Search the listing below for "title". Copy each matching line.
──────── Records shown
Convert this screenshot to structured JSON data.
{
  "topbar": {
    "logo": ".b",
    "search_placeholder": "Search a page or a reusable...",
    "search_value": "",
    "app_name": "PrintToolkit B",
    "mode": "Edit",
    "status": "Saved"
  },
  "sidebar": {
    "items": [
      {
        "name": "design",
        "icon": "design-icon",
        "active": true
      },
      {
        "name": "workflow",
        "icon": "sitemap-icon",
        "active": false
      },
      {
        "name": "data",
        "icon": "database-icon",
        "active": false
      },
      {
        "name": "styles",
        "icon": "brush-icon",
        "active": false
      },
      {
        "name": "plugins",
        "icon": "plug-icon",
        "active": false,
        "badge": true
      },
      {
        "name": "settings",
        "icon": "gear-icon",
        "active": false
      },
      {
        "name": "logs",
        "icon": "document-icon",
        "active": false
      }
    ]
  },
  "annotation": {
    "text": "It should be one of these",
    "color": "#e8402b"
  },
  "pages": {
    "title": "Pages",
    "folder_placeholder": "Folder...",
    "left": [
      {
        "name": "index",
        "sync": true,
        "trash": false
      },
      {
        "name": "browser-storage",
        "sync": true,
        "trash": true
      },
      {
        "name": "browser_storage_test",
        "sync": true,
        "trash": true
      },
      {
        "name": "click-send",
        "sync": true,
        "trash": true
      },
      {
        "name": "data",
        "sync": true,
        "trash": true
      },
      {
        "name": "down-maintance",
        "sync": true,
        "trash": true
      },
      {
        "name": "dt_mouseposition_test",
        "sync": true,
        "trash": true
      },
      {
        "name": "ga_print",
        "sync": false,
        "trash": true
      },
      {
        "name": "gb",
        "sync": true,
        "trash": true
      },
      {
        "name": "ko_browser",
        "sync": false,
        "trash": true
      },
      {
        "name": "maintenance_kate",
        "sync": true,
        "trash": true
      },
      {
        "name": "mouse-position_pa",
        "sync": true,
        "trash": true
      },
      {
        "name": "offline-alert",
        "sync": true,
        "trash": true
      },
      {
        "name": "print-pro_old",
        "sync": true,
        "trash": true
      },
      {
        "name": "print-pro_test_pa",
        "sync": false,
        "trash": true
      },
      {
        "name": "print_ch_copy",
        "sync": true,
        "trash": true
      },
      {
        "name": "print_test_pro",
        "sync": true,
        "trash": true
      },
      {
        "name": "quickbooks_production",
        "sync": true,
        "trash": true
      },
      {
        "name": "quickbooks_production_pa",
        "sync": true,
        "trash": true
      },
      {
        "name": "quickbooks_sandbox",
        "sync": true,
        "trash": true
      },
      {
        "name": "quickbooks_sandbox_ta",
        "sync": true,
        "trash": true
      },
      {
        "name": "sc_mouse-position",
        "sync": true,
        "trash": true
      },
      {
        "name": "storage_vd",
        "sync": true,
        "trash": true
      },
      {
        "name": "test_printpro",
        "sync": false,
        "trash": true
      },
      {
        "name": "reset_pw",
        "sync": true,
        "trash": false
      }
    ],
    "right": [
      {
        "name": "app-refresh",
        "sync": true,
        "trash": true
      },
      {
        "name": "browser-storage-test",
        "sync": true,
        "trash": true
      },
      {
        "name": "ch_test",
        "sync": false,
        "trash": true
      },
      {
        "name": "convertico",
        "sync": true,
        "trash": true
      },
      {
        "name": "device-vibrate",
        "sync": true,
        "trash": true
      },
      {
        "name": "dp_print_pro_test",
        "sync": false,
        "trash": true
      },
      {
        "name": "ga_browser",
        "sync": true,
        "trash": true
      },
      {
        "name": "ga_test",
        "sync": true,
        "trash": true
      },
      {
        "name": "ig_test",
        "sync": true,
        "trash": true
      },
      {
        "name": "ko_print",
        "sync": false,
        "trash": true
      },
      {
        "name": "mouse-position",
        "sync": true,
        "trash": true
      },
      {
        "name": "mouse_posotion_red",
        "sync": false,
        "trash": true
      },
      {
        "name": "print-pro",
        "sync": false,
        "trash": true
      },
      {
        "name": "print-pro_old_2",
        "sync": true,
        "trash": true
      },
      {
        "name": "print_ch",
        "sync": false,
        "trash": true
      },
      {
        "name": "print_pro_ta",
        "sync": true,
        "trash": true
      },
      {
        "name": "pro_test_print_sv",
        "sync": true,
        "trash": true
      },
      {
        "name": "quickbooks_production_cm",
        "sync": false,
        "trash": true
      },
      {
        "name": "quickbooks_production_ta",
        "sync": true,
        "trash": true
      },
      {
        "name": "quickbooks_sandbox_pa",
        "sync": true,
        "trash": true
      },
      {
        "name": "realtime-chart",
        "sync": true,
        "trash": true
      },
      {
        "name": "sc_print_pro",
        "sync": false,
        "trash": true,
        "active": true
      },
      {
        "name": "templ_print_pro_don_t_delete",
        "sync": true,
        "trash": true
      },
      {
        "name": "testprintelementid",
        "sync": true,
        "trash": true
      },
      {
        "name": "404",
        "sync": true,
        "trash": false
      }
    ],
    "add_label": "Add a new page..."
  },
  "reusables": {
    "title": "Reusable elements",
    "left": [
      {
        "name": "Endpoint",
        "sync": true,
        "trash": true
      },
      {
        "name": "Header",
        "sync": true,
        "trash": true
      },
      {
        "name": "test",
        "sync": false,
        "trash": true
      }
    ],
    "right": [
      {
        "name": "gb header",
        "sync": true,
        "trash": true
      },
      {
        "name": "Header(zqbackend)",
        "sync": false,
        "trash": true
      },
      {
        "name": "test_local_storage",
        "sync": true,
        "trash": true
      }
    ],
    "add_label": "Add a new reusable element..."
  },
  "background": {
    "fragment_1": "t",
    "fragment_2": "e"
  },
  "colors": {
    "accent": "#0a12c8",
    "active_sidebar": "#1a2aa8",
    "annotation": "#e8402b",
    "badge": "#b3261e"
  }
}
────────────────
▶ **The response**:
    "title": "Pages",
    "title": "Reusable elements",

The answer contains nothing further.